**EXERCISE REQUIREMENTS**
Reproduce every record below exactly as it appears.
======== EXERCISE INPUTS ========
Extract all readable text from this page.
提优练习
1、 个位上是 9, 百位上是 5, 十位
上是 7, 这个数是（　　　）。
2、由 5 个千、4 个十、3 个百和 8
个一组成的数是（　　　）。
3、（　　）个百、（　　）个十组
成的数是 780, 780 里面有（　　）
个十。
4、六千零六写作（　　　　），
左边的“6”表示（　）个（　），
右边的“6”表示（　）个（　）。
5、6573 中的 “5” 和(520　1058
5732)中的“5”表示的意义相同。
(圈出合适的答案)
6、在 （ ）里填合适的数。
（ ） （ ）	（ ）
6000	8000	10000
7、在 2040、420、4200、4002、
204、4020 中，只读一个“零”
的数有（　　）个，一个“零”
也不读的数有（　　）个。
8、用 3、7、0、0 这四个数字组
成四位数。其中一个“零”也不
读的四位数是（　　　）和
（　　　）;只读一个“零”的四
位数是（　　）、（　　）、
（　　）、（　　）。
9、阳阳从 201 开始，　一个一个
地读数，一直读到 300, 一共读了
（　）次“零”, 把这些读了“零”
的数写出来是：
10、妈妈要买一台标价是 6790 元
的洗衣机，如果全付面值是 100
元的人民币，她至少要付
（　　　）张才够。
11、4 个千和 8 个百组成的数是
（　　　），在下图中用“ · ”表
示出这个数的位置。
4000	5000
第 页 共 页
========
**SOLUTION TO THIS PROBLEM**
Extract all readable text from this page.
提优练习
1、 个位上是 9, 百位上是 5, 十位
上是 7, 这个数是（　　　）。
2、由 5 个千、4 个十、3 个百和 8
个一组成的数是（　　　）。
3、（　　）个百、（　　）个十组
成的数是 780, 780 里面有（　　）
个十。
4、六千零六写作（　　　　），
左边的“6”表示（　）个（　），
右边的“6”表示（　）个（　）。
5、6573 中的 “5” 和(520　1058
5732)中的“5”表示的意义相同。
(圈出合适的答案)
6、在 （ ）里填合适的数。
（ ） （ ）	（ ）
6000	8000	10000
7、在 2040、420、4200、4002、
204、4020 中，只读一个“零”
的数有（　　）个，一个“零”
也不读的数有（　　）个。
8、用 3、7、0、0 这四个数字组
成四位数。其中一个“零”也不
读的四位数是（　　　）和
（　　　）;只读一个“零”的四
位数是（　　）、（　　）、
（　　）、（　　）。
9、阳阳从 201 开始，　一个一个
地读数，一直读到 300, 一共读了
（　）次“零”, 把这些读了“零”
的数写出来是：
10、妈妈要买一台标价是 6790 元
的洗衣机，如果全付面值是 100
元的人民币，她至少要付
（　　　）张才够。
11、4 个千和 8 个百组成的数是
（　　　），在下图中用“ · ”表
示出这个数的位置。
4000	5000
第 页 共 页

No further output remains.